** START OF WORKING DATA **

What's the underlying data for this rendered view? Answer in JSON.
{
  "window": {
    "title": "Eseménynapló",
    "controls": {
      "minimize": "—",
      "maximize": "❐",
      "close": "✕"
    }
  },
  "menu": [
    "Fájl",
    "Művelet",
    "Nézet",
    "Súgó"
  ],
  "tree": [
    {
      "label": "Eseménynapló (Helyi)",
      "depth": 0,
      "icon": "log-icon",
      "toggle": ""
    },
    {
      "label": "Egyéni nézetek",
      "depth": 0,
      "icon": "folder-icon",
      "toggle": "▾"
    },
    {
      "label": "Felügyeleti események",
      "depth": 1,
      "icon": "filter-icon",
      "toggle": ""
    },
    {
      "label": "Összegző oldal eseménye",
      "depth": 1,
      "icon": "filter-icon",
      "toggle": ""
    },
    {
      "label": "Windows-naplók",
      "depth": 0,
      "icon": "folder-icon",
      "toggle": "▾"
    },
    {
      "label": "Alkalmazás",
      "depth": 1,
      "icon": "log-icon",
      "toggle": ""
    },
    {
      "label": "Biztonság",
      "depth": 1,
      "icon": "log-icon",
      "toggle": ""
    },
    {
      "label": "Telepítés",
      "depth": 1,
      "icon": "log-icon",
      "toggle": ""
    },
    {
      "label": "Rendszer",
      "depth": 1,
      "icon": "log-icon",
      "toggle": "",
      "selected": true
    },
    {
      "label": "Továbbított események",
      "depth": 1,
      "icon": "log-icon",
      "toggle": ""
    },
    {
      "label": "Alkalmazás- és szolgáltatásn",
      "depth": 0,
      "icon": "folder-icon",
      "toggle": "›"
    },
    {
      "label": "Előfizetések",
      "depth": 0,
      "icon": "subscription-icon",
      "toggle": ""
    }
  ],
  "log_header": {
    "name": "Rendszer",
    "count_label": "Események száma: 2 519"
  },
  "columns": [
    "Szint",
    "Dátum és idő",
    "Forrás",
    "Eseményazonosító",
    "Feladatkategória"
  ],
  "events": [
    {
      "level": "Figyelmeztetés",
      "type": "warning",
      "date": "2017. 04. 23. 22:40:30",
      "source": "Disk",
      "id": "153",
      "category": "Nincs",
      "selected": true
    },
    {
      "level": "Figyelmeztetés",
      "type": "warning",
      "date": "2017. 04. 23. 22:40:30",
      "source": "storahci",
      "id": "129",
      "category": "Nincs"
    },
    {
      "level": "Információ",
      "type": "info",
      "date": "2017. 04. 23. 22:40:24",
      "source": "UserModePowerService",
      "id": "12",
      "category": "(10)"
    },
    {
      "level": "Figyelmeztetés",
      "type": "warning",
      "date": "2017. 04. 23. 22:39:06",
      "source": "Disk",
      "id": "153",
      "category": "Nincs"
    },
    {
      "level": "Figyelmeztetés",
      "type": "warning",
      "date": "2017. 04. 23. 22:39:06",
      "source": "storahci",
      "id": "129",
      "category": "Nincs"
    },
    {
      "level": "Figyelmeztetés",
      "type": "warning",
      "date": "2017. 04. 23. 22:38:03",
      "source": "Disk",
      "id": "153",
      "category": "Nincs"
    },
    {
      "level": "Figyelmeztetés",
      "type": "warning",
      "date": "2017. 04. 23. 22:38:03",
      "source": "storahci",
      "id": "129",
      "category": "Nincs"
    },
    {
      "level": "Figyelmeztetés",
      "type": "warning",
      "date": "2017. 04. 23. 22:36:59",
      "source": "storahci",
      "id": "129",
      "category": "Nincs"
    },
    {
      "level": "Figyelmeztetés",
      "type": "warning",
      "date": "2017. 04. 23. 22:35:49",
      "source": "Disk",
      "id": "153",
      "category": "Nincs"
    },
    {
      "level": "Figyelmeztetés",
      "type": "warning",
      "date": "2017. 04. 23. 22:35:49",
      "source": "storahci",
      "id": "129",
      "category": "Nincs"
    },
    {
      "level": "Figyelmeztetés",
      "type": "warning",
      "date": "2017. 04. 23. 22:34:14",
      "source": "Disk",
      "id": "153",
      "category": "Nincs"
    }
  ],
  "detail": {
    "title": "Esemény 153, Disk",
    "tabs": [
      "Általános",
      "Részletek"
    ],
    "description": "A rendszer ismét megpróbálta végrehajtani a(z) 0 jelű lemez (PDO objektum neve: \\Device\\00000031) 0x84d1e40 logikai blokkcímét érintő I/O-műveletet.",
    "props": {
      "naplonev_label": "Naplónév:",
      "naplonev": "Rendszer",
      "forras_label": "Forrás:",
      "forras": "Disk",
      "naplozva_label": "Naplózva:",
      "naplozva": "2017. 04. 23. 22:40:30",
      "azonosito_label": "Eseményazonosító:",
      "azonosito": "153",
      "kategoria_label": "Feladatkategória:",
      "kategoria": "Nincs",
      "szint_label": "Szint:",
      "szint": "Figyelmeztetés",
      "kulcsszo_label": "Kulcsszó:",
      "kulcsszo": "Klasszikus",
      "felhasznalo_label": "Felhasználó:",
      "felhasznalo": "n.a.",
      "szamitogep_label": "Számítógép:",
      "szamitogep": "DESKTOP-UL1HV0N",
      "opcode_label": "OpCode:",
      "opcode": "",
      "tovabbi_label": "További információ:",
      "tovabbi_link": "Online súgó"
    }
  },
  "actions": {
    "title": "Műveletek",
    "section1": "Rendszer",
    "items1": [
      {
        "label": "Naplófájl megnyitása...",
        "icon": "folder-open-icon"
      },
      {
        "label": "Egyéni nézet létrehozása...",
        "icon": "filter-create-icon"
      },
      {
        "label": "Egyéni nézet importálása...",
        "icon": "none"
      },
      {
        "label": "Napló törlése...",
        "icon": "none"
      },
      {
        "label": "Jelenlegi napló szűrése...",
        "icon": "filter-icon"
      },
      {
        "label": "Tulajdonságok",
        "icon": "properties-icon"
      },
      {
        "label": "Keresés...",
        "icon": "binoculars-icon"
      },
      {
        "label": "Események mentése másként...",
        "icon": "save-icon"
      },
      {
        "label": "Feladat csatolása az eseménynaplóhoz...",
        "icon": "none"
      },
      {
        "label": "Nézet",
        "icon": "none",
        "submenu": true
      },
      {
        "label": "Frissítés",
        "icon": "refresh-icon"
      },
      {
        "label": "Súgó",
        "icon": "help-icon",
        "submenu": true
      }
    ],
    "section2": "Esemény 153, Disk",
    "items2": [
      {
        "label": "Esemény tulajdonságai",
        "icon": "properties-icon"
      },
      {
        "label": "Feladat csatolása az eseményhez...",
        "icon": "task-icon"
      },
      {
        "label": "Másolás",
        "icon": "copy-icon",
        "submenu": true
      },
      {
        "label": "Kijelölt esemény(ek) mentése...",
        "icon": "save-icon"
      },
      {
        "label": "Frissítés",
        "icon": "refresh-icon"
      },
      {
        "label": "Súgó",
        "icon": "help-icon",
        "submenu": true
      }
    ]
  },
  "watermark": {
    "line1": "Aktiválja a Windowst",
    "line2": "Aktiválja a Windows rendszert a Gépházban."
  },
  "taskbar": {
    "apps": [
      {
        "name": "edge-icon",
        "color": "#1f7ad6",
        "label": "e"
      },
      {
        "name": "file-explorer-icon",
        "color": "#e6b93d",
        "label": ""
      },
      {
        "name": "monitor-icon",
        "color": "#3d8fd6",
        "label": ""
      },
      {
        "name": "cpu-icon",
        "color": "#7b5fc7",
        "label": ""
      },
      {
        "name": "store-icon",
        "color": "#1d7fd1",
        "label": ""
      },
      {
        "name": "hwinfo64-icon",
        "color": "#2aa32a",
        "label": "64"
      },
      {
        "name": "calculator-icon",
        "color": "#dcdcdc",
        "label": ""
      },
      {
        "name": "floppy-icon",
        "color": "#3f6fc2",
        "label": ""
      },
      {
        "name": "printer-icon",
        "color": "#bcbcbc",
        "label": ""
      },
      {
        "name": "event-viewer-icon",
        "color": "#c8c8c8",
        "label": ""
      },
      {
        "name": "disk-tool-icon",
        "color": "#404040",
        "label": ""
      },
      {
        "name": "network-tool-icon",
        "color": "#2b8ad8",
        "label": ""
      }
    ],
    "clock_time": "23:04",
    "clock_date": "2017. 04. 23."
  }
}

** END OF WORKING DATA **

GOAL: In the records above, collect each line with "filter".

WORKED SOLUTION:
      "icon": "filter-icon",
      "icon": "filter-icon",
        "icon": "filter-create-icon"
        "icon": "filter-icon"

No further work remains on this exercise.